[Task details] Each entry below must be repeated word for word.

Data extracted from a collection:
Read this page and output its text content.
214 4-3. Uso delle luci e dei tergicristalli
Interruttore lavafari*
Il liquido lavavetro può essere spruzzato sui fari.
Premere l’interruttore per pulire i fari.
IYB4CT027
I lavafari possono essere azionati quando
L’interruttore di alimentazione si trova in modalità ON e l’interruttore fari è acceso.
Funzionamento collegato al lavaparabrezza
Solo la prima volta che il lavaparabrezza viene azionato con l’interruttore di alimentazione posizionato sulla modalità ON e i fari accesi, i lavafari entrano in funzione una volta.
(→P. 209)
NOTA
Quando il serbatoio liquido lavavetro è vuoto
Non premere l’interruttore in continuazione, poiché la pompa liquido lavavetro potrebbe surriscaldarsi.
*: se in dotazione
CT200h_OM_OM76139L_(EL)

[Right answer]
Read this page and output its text content.
214 4-3. Uso delle luci e dei tergicristalli
Interruttore lavafari*
Il liquido lavavetro può essere spruzzato sui fari.
Premere l’interruttore per pulire i fari.
IYB4CT027
I lavafari possono essere azionati quando
L’interruttore di alimentazione si trova in modalità ON e l’interruttore fari è acceso.
Funzionamento collegato al lavaparabrezza
Solo la prima volta che il lavaparabrezza viene azionato con l’interruttore di alimentazione posizionato sulla modalità ON e i fari accesi, i lavafari entrano in funzione una volta.
(→P. 209)
NOTA
Quando il serbatoio liquido lavavetro è vuoto
Non premere l’interruttore in continuazione, poiché la pompa liquido lavavetro potrebbe surriscaldarsi.
*: se in dotazione
CT200h_OM_OM76139L_(EL)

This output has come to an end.